-- EXERCISE PROMPT --
Copy all lines holding the word "JSON" from the entries.

Stored entries:

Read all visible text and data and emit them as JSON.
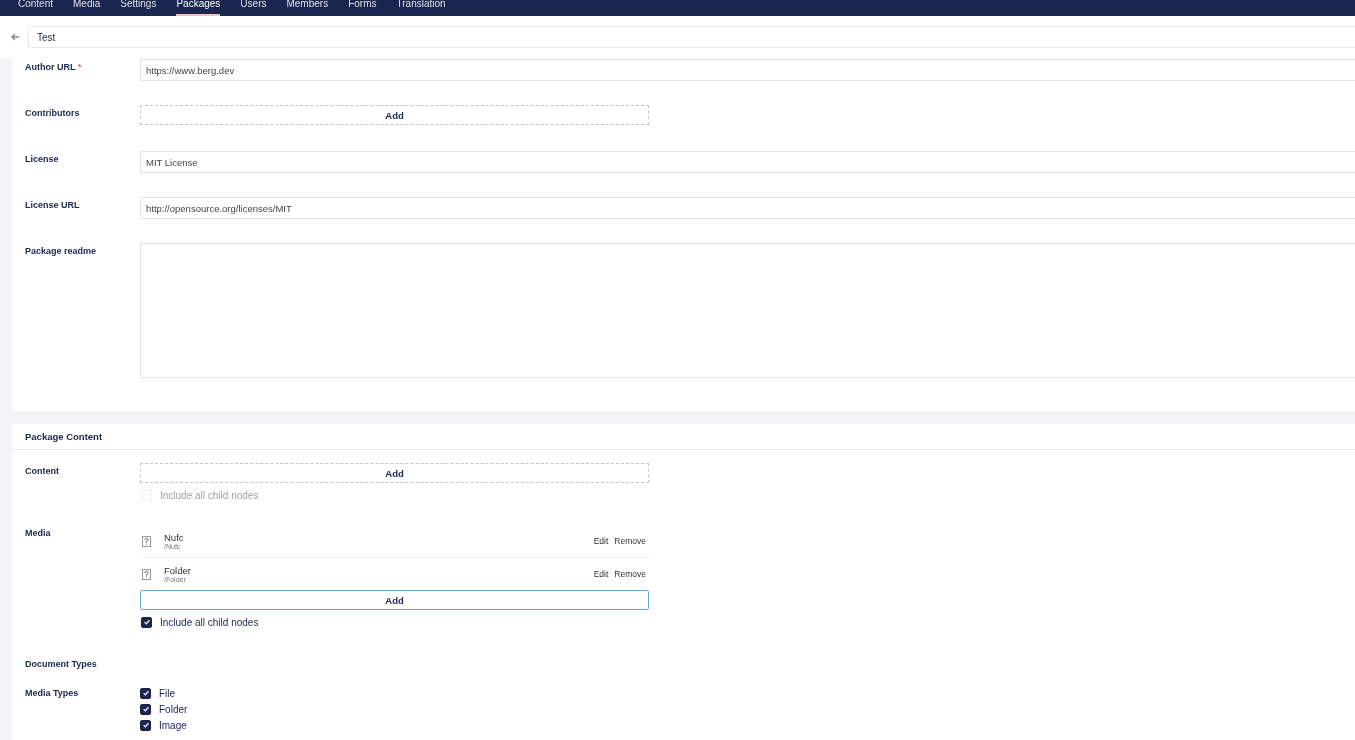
{
  "nav": [
    {
      "label": "Content",
      "selected": false
    },
    {
      "label": "Media",
      "selected": false
    },
    {
      "label": "Settings",
      "selected": false
    },
    {
      "label": "Packages",
      "selected": true
    },
    {
      "label": "Users",
      "selected": false
    },
    {
      "label": "Members",
      "selected": false
    },
    {
      "label": "Forms",
      "selected": false
    },
    {
      "label": "Translation",
      "selected": false
    }
  ],
  "header": {
    "title": "Test"
  },
  "info_fields": [
    {
      "kind": "text",
      "label": "Author URL",
      "required_mark": "*",
      "value": "https://www.berg.dev"
    },
    {
      "kind": "picker",
      "label": "Contributors",
      "button": "Add"
    },
    {
      "kind": "text",
      "label": "License",
      "value": "MIT License"
    },
    {
      "kind": "text",
      "label": "License URL",
      "value": "http://opensource.org/licenses/MIT"
    },
    {
      "kind": "textarea",
      "label": "Package readme"
    }
  ],
  "package_content": {
    "title": "Package Content",
    "rows": [
      {
        "kind": "picker",
        "label": "Content",
        "items": [],
        "button": "Add",
        "focused": false,
        "include_children": {
          "label": "Include all child nodes",
          "checked": false,
          "disabled": true
        }
      },
      {
        "kind": "picker",
        "label": "Media",
        "items": [
          {
            "name": "Nufc",
            "path": "/Nufc",
            "edit": "Edit",
            "remove": "Remove"
          },
          {
            "name": "Folder",
            "path": "/Folder",
            "edit": "Edit",
            "remove": "Remove"
          }
        ],
        "button": "Add",
        "focused": true,
        "include_children": {
          "label": "Include all child nodes",
          "checked": true,
          "disabled": false
        }
      },
      {
        "kind": "heading",
        "label": "Document Types"
      },
      {
        "kind": "checklist",
        "label": "Media Types",
        "options": [
          {
            "label": "File",
            "checked": true
          },
          {
            "label": "Folder",
            "checked": true
          },
          {
            "label": "Image",
            "checked": true
          }
        ]
      }
    ]
  }
}
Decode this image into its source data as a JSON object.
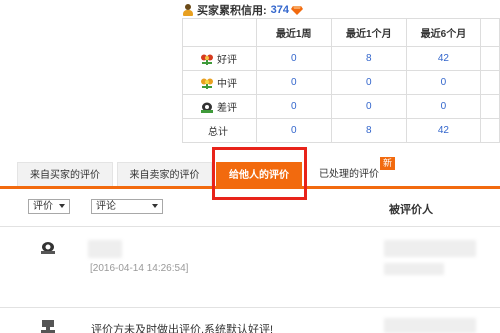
{
  "credit": {
    "label": "买家累积信用:",
    "score": "374",
    "person_icon": "buyer-person-icon",
    "badge_icon": "diamond-icon",
    "badge_color": "#f26a0e"
  },
  "rating_table": {
    "columns": [
      "最近1周",
      "最近1个月",
      "最近6个月",
      ""
    ],
    "rows": [
      {
        "label": "好评",
        "icon": "good-flower-icon",
        "values": [
          "0",
          "8",
          "42",
          ""
        ]
      },
      {
        "label": "中评",
        "icon": "neutral-flower-icon",
        "values": [
          "0",
          "0",
          "0",
          ""
        ]
      },
      {
        "label": "差评",
        "icon": "bad-rating-icon",
        "values": [
          "0",
          "0",
          "0",
          ""
        ]
      },
      {
        "label": "总计",
        "icon": "",
        "values": [
          "0",
          "8",
          "42",
          ""
        ]
      }
    ]
  },
  "tabs": [
    {
      "label": "来自买家的评价",
      "active": false
    },
    {
      "label": "来自卖家的评价",
      "active": false
    },
    {
      "label": "给他人的评价",
      "active": true
    },
    {
      "label": "已处理的评价",
      "active": false
    }
  ],
  "new_badge": "新",
  "filters": {
    "rating_select": "评价",
    "comment_select": "评论",
    "reviewee_header": "被评价人"
  },
  "reviews": [
    {
      "date": "[2016-04-14 14:26:54]",
      "text": "",
      "icon": "bad-rating-icon"
    },
    {
      "date": "",
      "text": "评价方未及时做出评价,系统默认好评!",
      "icon": "good-flower-icon"
    }
  ],
  "colors": {
    "accent": "#f26a0e",
    "link": "#3366cc",
    "highlight": "#e8231a",
    "good": "#d63b1f",
    "neutral": "#e8a020",
    "bad": "#333333"
  }
}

-- THE REPLY --
Read all visible text and data and emit them as JSON.
Decode this image into its source data as a JSON object.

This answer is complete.